What this task involves
Write out every entry, unchanged. Skip any picture.

++++

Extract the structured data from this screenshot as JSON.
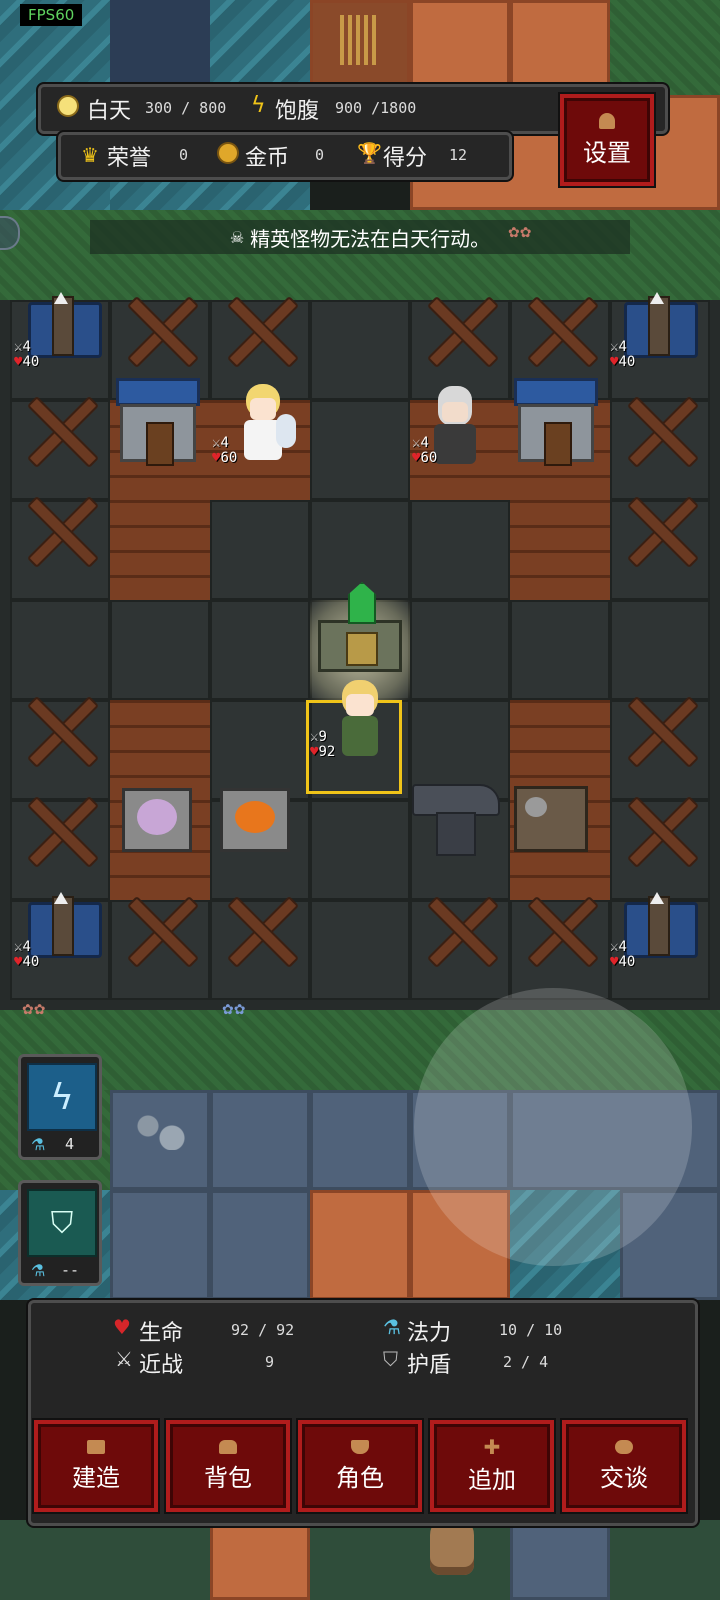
{
  "fps": "FPS60",
  "top_bar": {
    "day_label": "白天",
    "day_value": "300 / 800",
    "hunger_label": "饱腹",
    "hunger_value": "900 /1800",
    "honor_label": "荣誉",
    "honor_value": "0",
    "gold_label": "金币",
    "gold_value": "0",
    "score_label": "得分",
    "score_value": "12",
    "settings_label": "设置"
  },
  "notice": "精英怪物无法在白天行动。",
  "units": {
    "crossbow_tl": {
      "attack": "4",
      "hp": "40"
    },
    "crossbow_tr": {
      "attack": "4",
      "hp": "40"
    },
    "crossbow_bl": {
      "attack": "4",
      "hp": "40"
    },
    "crossbow_br": {
      "attack": "4",
      "hp": "40"
    },
    "angel": {
      "attack": "4",
      "hp": "60"
    },
    "knight": {
      "attack": "4",
      "hp": "60"
    },
    "hero": {
      "attack": "9",
      "hp": "92"
    }
  },
  "skills": {
    "lightning": {
      "cost": "4"
    },
    "shield": {
      "cost": "--"
    }
  },
  "stats": {
    "hp_label": "生命",
    "hp_value": "92 / 92",
    "mp_label": "法力",
    "mp_value": "10 / 10",
    "melee_label": "近战",
    "melee_value": "9",
    "shield_label": "护盾",
    "shield_value": "2 / 4"
  },
  "menu": [
    "建造",
    "背包",
    "角色",
    "追加",
    "交谈"
  ],
  "colors": {
    "accent_red": "#6e0a0a",
    "border_red": "#b01c1c",
    "highlight": "#f0c419"
  }
}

++++

Result of the task
Extract the structured data from this screenshot as JSON.
{
  "fps": "FPS60",
  "top_bar": {
    "day_label": "白天",
    "day_value": "300 / 800",
    "hunger_label": "饱腹",
    "hunger_value": "900 /1800",
    "honor_label": "荣誉",
    "honor_value": "0",
    "gold_label": "金币",
    "gold_value": "0",
    "score_label": "得分",
    "score_value": "12",
    "settings_label": "设置"
  },
  "notice": "精英怪物无法在白天行动。",
  "units": {
    "crossbow_tl": {
      "attack": "4",
      "hp": "40"
    },
    "crossbow_tr": {
      "attack": "4",
      "hp": "40"
    },
    "crossbow_bl": {
      "attack": "4",
      "hp": "40"
    },
    "crossbow_br": {
      "attack": "4",
      "hp": "40"
    },
    "angel": {
      "attack": "4",
      "hp": "60"
    },
    "knight": {
      "attack": "4",
      "hp": "60"
    },
    "hero": {
      "attack": "9",
      "hp": "92"
    }
  },
  "skills": {
    "lightning": {
      "cost": "4"
    },
    "shield": {
      "cost": "--"
    }
  },
  "stats": {
    "hp_label": "生命",
    "hp_value": "92 / 92",
    "mp_label": "法力",
    "mp_value": "10 / 10",
    "melee_label": "近战",
    "melee_value": "9",
    "shield_label": "护盾",
    "shield_value": "2 / 4"
  },
  "menu": [
    "建造",
    "背包",
    "角色",
    "追加",
    "交谈"
  ],
  "colors": {
    "accent_red": "#6e0a0a",
    "border_red": "#b01c1c",
    "highlight": "#f0c419"
  }
}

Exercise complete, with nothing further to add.